**Task to complete**:
Nothing in the data should change when you return it, but leave the pictures out.

**Input rows**:

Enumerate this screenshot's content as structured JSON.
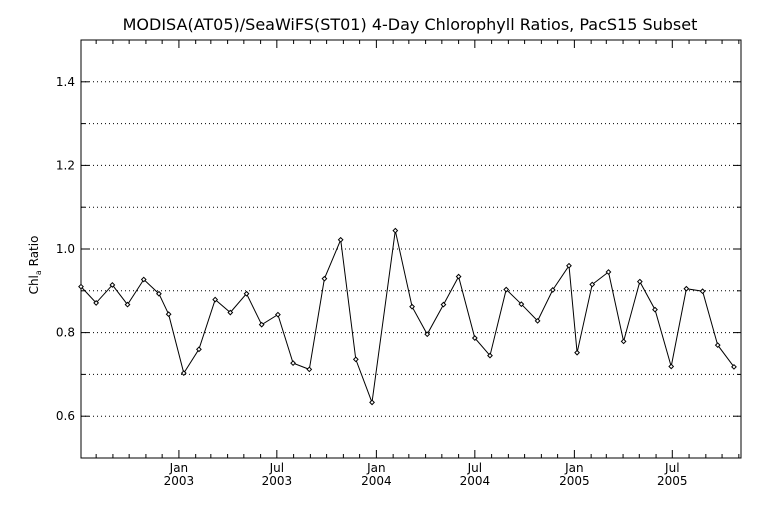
{
  "chart_data": {
    "type": "line",
    "title": "MODISA(AT05)/SeaWiFS(ST01) 4-Day Chlorophyll Ratios, PacS15 Subset",
    "ylabel_main": "Chl",
    "ylabel_sub": "a",
    "ylabel_rest": " Ratio",
    "xlabel": "",
    "ylim": [
      0.5,
      1.5
    ],
    "xlim": [
      "2002-07-04",
      "2005-11-05"
    ],
    "y_ticks": [
      0.6,
      0.8,
      1.0,
      1.2,
      1.4
    ],
    "y_tick_labels": [
      "0.6",
      "0.8",
      "1.0",
      "1.2",
      "1.4"
    ],
    "y_gridlines": [
      0.6,
      0.7,
      0.8,
      0.9,
      1.0,
      1.1,
      1.2,
      1.3,
      1.4
    ],
    "grid": "dotted horizontal",
    "x_ticks": [
      {
        "date": "2003-01-01",
        "month": "Jan",
        "year": "2003"
      },
      {
        "date": "2003-07-01",
        "month": "Jul",
        "year": "2003"
      },
      {
        "date": "2004-01-01",
        "month": "Jan",
        "year": "2004"
      },
      {
        "date": "2004-07-01",
        "month": "Jul",
        "year": "2004"
      },
      {
        "date": "2005-01-01",
        "month": "Jan",
        "year": "2005"
      },
      {
        "date": "2005-07-01",
        "month": "Jul",
        "year": "2005"
      }
    ],
    "x_minor_tick_dates": [
      "2002-08-01",
      "2002-09-01",
      "2002-10-01",
      "2002-11-01",
      "2002-12-01",
      "2003-02-01",
      "2003-03-01",
      "2003-04-01",
      "2003-05-01",
      "2003-06-01",
      "2003-08-01",
      "2003-09-01",
      "2003-10-01",
      "2003-11-01",
      "2003-12-01",
      "2004-02-01",
      "2004-03-01",
      "2004-04-01",
      "2004-05-01",
      "2004-06-01",
      "2004-08-01",
      "2004-09-01",
      "2004-10-01",
      "2004-11-01",
      "2004-12-01",
      "2005-02-01",
      "2005-03-01",
      "2005-04-01",
      "2005-05-01",
      "2005-06-01",
      "2005-08-01",
      "2005-09-01",
      "2005-10-01",
      "2005-11-01"
    ],
    "series": [
      {
        "marker": "diamond",
        "color": "#000000",
        "x": [
          "2002-07-04",
          "2002-08-01",
          "2002-08-31",
          "2002-09-28",
          "2002-10-28",
          "2002-11-25",
          "2002-12-13",
          "2003-01-10",
          "2003-02-07",
          "2003-03-09",
          "2003-04-06",
          "2003-05-06",
          "2003-06-03",
          "2003-07-03",
          "2003-07-31",
          "2003-08-30",
          "2003-09-27",
          "2003-10-27",
          "2003-11-24",
          "2003-12-24",
          "2004-02-05",
          "2004-03-07",
          "2004-04-04",
          "2004-05-04",
          "2004-06-01",
          "2004-07-01",
          "2004-07-29",
          "2004-08-28",
          "2004-09-25",
          "2004-10-25",
          "2004-11-22",
          "2004-12-22",
          "2005-01-06",
          "2005-02-03",
          "2005-03-05",
          "2005-04-02",
          "2005-05-02",
          "2005-05-30",
          "2005-06-29",
          "2005-07-27",
          "2005-08-26",
          "2005-09-23",
          "2005-10-23"
        ],
        "y": [
          0.91,
          0.871,
          0.914,
          0.867,
          0.927,
          0.893,
          0.844,
          0.703,
          0.76,
          0.879,
          0.848,
          0.893,
          0.819,
          0.843,
          0.727,
          0.712,
          0.929,
          1.022,
          0.736,
          0.633,
          1.044,
          0.862,
          0.796,
          0.867,
          0.934,
          0.787,
          0.745,
          0.903,
          0.868,
          0.828,
          0.902,
          0.96,
          0.752,
          0.915,
          0.945,
          0.779,
          0.922,
          0.855,
          0.719,
          0.905,
          0.899,
          0.77,
          0.718
        ]
      }
    ]
  }
}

**Task solution**:
Enumerate this screenshot's content as structured JSON.
{
  "chart_data": {
    "type": "line",
    "title": "MODISA(AT05)/SeaWiFS(ST01) 4-Day Chlorophyll Ratios, PacS15 Subset",
    "ylabel_main": "Chl",
    "ylabel_sub": "a",
    "ylabel_rest": " Ratio",
    "xlabel": "",
    "ylim": [
      0.5,
      1.5
    ],
    "xlim": [
      "2002-07-04",
      "2005-11-05"
    ],
    "y_ticks": [
      0.6,
      0.8,
      1.0,
      1.2,
      1.4
    ],
    "y_tick_labels": [
      "0.6",
      "0.8",
      "1.0",
      "1.2",
      "1.4"
    ],
    "y_gridlines": [
      0.6,
      0.7,
      0.8,
      0.9,
      1.0,
      1.1,
      1.2,
      1.3,
      1.4
    ],
    "grid": "dotted horizontal",
    "x_ticks": [
      {
        "date": "2003-01-01",
        "month": "Jan",
        "year": "2003"
      },
      {
        "date": "2003-07-01",
        "month": "Jul",
        "year": "2003"
      },
      {
        "date": "2004-01-01",
        "month": "Jan",
        "year": "2004"
      },
      {
        "date": "2004-07-01",
        "month": "Jul",
        "year": "2004"
      },
      {
        "date": "2005-01-01",
        "month": "Jan",
        "year": "2005"
      },
      {
        "date": "2005-07-01",
        "month": "Jul",
        "year": "2005"
      }
    ],
    "x_minor_tick_dates": [
      "2002-08-01",
      "2002-09-01",
      "2002-10-01",
      "2002-11-01",
      "2002-12-01",
      "2003-02-01",
      "2003-03-01",
      "2003-04-01",
      "2003-05-01",
      "2003-06-01",
      "2003-08-01",
      "2003-09-01",
      "2003-10-01",
      "2003-11-01",
      "2003-12-01",
      "2004-02-01",
      "2004-03-01",
      "2004-04-01",
      "2004-05-01",
      "2004-06-01",
      "2004-08-01",
      "2004-09-01",
      "2004-10-01",
      "2004-11-01",
      "2004-12-01",
      "2005-02-01",
      "2005-03-01",
      "2005-04-01",
      "2005-05-01",
      "2005-06-01",
      "2005-08-01",
      "2005-09-01",
      "2005-10-01",
      "2005-11-01"
    ],
    "series": [
      {
        "marker": "diamond",
        "color": "#000000",
        "x": [
          "2002-07-04",
          "2002-08-01",
          "2002-08-31",
          "2002-09-28",
          "2002-10-28",
          "2002-11-25",
          "2002-12-13",
          "2003-01-10",
          "2003-02-07",
          "2003-03-09",
          "2003-04-06",
          "2003-05-06",
          "2003-06-03",
          "2003-07-03",
          "2003-07-31",
          "2003-08-30",
          "2003-09-27",
          "2003-10-27",
          "2003-11-24",
          "2003-12-24",
          "2004-02-05",
          "2004-03-07",
          "2004-04-04",
          "2004-05-04",
          "2004-06-01",
          "2004-07-01",
          "2004-07-29",
          "2004-08-28",
          "2004-09-25",
          "2004-10-25",
          "2004-11-22",
          "2004-12-22",
          "2005-01-06",
          "2005-02-03",
          "2005-03-05",
          "2005-04-02",
          "2005-05-02",
          "2005-05-30",
          "2005-06-29",
          "2005-07-27",
          "2005-08-26",
          "2005-09-23",
          "2005-10-23"
        ],
        "y": [
          0.91,
          0.871,
          0.914,
          0.867,
          0.927,
          0.893,
          0.844,
          0.703,
          0.76,
          0.879,
          0.848,
          0.893,
          0.819,
          0.843,
          0.727,
          0.712,
          0.929,
          1.022,
          0.736,
          0.633,
          1.044,
          0.862,
          0.796,
          0.867,
          0.934,
          0.787,
          0.745,
          0.903,
          0.868,
          0.828,
          0.902,
          0.96,
          0.752,
          0.915,
          0.945,
          0.779,
          0.922,
          0.855,
          0.719,
          0.905,
          0.899,
          0.77,
          0.718
        ]
      }
    ]
  }
}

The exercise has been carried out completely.